[BEGIN Information supplied]
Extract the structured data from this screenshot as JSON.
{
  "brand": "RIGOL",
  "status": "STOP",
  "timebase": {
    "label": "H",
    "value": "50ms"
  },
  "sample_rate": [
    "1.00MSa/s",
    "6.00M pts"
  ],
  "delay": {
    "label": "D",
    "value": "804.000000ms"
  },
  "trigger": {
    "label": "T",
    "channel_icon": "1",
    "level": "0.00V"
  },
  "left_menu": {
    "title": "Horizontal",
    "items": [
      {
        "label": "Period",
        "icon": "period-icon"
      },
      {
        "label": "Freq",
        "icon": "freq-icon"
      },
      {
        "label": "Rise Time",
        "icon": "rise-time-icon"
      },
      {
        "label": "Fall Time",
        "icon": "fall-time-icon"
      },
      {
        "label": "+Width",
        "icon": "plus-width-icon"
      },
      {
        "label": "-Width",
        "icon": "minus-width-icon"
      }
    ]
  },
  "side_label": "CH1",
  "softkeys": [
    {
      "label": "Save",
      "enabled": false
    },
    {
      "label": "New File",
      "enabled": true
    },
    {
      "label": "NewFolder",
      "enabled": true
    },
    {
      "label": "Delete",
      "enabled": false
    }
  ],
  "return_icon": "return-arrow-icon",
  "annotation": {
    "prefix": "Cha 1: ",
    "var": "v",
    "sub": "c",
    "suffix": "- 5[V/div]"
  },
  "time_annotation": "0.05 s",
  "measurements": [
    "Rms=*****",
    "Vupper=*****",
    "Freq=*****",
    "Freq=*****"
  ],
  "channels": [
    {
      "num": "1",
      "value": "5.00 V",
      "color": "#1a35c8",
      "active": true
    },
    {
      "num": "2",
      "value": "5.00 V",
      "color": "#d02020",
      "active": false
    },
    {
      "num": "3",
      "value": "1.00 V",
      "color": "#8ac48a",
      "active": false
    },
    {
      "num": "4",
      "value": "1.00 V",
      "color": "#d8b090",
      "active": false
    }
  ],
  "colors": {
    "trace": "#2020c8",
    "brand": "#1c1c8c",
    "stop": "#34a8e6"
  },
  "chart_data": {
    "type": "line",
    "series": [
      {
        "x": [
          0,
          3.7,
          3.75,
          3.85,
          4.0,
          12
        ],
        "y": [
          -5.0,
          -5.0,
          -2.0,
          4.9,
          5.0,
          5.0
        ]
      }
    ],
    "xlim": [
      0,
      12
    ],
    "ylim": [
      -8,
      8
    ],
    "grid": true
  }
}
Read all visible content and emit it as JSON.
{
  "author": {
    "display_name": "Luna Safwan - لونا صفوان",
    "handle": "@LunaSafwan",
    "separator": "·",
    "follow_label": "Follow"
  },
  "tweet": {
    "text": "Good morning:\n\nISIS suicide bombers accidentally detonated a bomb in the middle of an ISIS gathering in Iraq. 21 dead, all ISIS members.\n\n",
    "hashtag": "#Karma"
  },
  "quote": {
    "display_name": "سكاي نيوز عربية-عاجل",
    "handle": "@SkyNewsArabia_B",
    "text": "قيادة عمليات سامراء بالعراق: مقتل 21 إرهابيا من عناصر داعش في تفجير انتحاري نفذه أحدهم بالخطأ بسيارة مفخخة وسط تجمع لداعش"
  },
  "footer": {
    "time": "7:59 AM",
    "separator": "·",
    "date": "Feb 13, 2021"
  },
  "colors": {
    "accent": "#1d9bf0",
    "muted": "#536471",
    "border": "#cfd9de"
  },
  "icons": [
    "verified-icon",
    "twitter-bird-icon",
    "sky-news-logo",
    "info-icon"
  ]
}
[END Information supplied]
● Your goal:
Return all of the data exactly as it reads.

● Task output:
Extract the structured data from this screenshot as JSON.
{
  "brand": "RIGOL",
  "status": "STOP",
  "timebase": {
    "label": "H",
    "value": "50ms"
  },
  "sample_rate": [
    "1.00MSa/s",
    "6.00M pts"
  ],
  "delay": {
    "label": "D",
    "value": "804.000000ms"
  },
  "trigger": {
    "label": "T",
    "channel_icon": "1",
    "level": "0.00V"
  },
  "left_menu": {
    "title": "Horizontal",
    "items": [
      {
        "label": "Period",
        "icon": "period-icon"
      },
      {
        "label": "Freq",
        "icon": "freq-icon"
      },
      {
        "label": "Rise Time",
        "icon": "rise-time-icon"
      },
      {
        "label": "Fall Time",
        "icon": "fall-time-icon"
      },
      {
        "label": "+Width",
        "icon": "plus-width-icon"
      },
      {
        "label": "-Width",
        "icon": "minus-width-icon"
      }
    ]
  },
  "side_label": "CH1",
  "softkeys": [
    {
      "label": "Save",
      "enabled": false
    },
    {
      "label": "New File",
      "enabled": true
    },
    {
      "label": "NewFolder",
      "enabled": true
    },
    {
      "label": "Delete",
      "enabled": false
    }
  ],
  "return_icon": "return-arrow-icon",
  "annotation": {
    "prefix": "Cha 1: ",
    "var": "v",
    "sub": "c",
    "suffix": "- 5[V/div]"
  },
  "time_annotation": "0.05 s",
  "measurements": [
    "Rms=*****",
    "Vupper=*****",
    "Freq=*****",
    "Freq=*****"
  ],
  "channels": [
    {
      "num": "1",
      "value": "5.00 V",
      "color": "#1a35c8",
      "active": true
    },
    {
      "num": "2",
      "value": "5.00 V",
      "color": "#d02020",
      "active": false
    },
    {
      "num": "3",
      "value": "1.00 V",
      "color": "#8ac48a",
      "active": false
    },
    {
      "num": "4",
      "value": "1.00 V",
      "color": "#d8b090",
      "active": false
    }
  ],
  "colors": {
    "trace": "#2020c8",
    "brand": "#1c1c8c",
    "stop": "#34a8e6"
  },
  "chart_data": {
    "type": "line",
    "series": [
      {
        "x": [
          0,
          3.7,
          3.75,
          3.85,
          4.0,
          12
        ],
        "y": [
          -5.0,
          -5.0,
          -2.0,
          4.9,
          5.0,
          5.0
        ]
      }
    ],
    "xlim": [
      0,
      12
    ],
    "ylim": [
      -8,
      8
    ],
    "grid": true
  }
}
Read all visible content and emit it as JSON.
{
  "author": {
    "display_name": "Luna Safwan - لونا صفوان",
    "handle": "@LunaSafwan",
    "separator": "·",
    "follow_label": "Follow"
  },
  "tweet": {
    "text": "Good morning:\n\nISIS suicide bombers accidentally detonated a bomb in the middle of an ISIS gathering in Iraq. 21 dead, all ISIS members.\n\n",
    "hashtag": "#Karma"
  },
  "quote": {
    "display_name": "سكاي نيوز عربية-عاجل",
    "handle": "@SkyNewsArabia_B",
    "text": "قيادة عمليات سامراء بالعراق: مقتل 21 إرهابيا من عناصر داعش في تفجير انتحاري نفذه أحدهم بالخطأ بسيارة مفخخة وسط تجمع لداعش"
  },
  "footer": {
    "time": "7:59 AM",
    "separator": "·",
    "date": "Feb 13, 2021"
  },
  "colors": {
    "accent": "#1d9bf0",
    "muted": "#536471",
    "border": "#cfd9de"
  },
  "icons": [
    "verified-icon",
    "twitter-bird-icon",
    "sky-news-logo",
    "info-icon"
  ]
}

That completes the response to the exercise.